[Request]: Every line below should be copied exactly; drop the pictures.

[Data shown]:
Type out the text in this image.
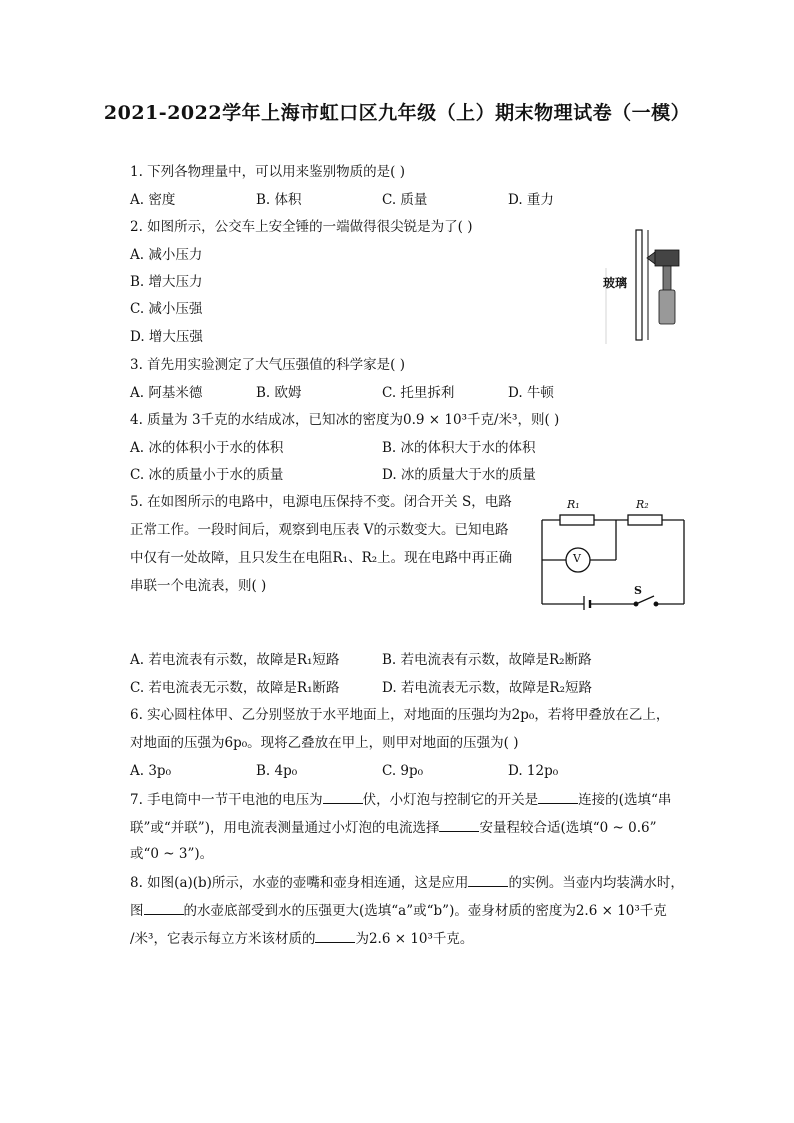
2021-2022学年上海市虹口区九年级（上）期末物理试卷（一模）
1. 下列各物理量中，可以用来鉴别物质的是( )
A. 密度	B. 体积	C. 质量	D. 重力
2. 如图所示，公交车上安全锤的一端做得很尖锐是为了( )
A. 减小压力
B. 增大压力
C. 减小压强
D. 增大压强
玻璃
3. 首先用实验测定了大气压强值的科学家是( )
A. 阿基米德	B. 欧姆	C. 托里拆利	D. 牛顿
4. 质量为 3千克的水结成冰，已知冰的密度为0.9 × 10³千克/米³，则( )
A. 冰的体积小于水的体积	B. 冰的体积大于水的体积
C. 冰的质量小于水的质量	D. 冰的质量大于水的质量
5. 在如图所示的电路中，电源电压保持不变。闭合开关 S，电路
正常工作。一段时间后，观察到电压表 V的示数变大。已知电路
中仅有一处故障，且只发生在电阻R₁、R₂上。现在电路中再正确
串联一个电流表，则( )
R₁	R₂
V
S
A. 若电流表有示数，故障是R₁短路	B. 若电流表有示数，故障是R₂断路
C. 若电流表无示数，故障是R₁断路	D. 若电流表无示数，故障是R₂短路
6. 实心圆柱体甲、乙分别竖放于水平地面上，对地面的压强均为2p₀，若将甲叠放在乙上，
对地面的压强为6p₀。现将乙叠放在甲上，则甲对地面的压强为( )
A. 3p₀	B. 4p₀	C. 9p₀	D. 12p₀
7. 手电筒中一节干电池的电压为	伏，小灯泡与控制它的开关是	连接的(选填“串
联”或“并联”)，用电流表测量通过小灯泡的电流选择	安量程较合适(选填“0 ~ 0.6”
或“0 ~ 3”)。
8. 如图(a)(b)所示，水壶的壶嘴和壶身相连通，这是应用	的实例。当壶内均装满水时，
图	的水壶底部受到水的压强更大(选填“a”或“b”)。壶身材质的密度为2.6 × 10³千克
/米³，它表示每立方米该材质的	为2.6 × 10³千克。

[Finished task]:
Type out the text in this image.
2021-2022学年上海市虹口区九年级（上）期末物理试卷（一模）
1. 下列各物理量中，可以用来鉴别物质的是( )
A. 密度	B. 体积	C. 质量	D. 重力
2. 如图所示，公交车上安全锤的一端做得很尖锐是为了( )
A. 减小压力
B. 增大压力
C. 减小压强
D. 增大压强
玻璃
3. 首先用实验测定了大气压强值的科学家是( )
A. 阿基米德	B. 欧姆	C. 托里拆利	D. 牛顿
4. 质量为 3千克的水结成冰，已知冰的密度为0.9 × 10³千克/米³，则( )
A. 冰的体积小于水的体积	B. 冰的体积大于水的体积
C. 冰的质量小于水的质量	D. 冰的质量大于水的质量
5. 在如图所示的电路中，电源电压保持不变。闭合开关 S，电路
正常工作。一段时间后，观察到电压表 V的示数变大。已知电路
中仅有一处故障，且只发生在电阻R₁、R₂上。现在电路中再正确
串联一个电流表，则( )
R₁	R₂
V
S
A. 若电流表有示数，故障是R₁短路	B. 若电流表有示数，故障是R₂断路
C. 若电流表无示数，故障是R₁断路	D. 若电流表无示数，故障是R₂短路
6. 实心圆柱体甲、乙分别竖放于水平地面上，对地面的压强均为2p₀，若将甲叠放在乙上，
对地面的压强为6p₀。现将乙叠放在甲上，则甲对地面的压强为( )
A. 3p₀	B. 4p₀	C. 9p₀	D. 12p₀
7. 手电筒中一节干电池的电压为	伏，小灯泡与控制它的开关是	连接的(选填“串
联”或“并联”)，用电流表测量通过小灯泡的电流选择	安量程较合适(选填“0 ~ 0.6”
或“0 ~ 3”)。
8. 如图(a)(b)所示，水壶的壶嘴和壶身相连通，这是应用	的实例。当壶内均装满水时，
图	的水壶底部受到水的压强更大(选填“a”或“b”)。壶身材质的密度为2.6 × 10³千克
/米³，它表示每立方米该材质的	为2.6 × 10³千克。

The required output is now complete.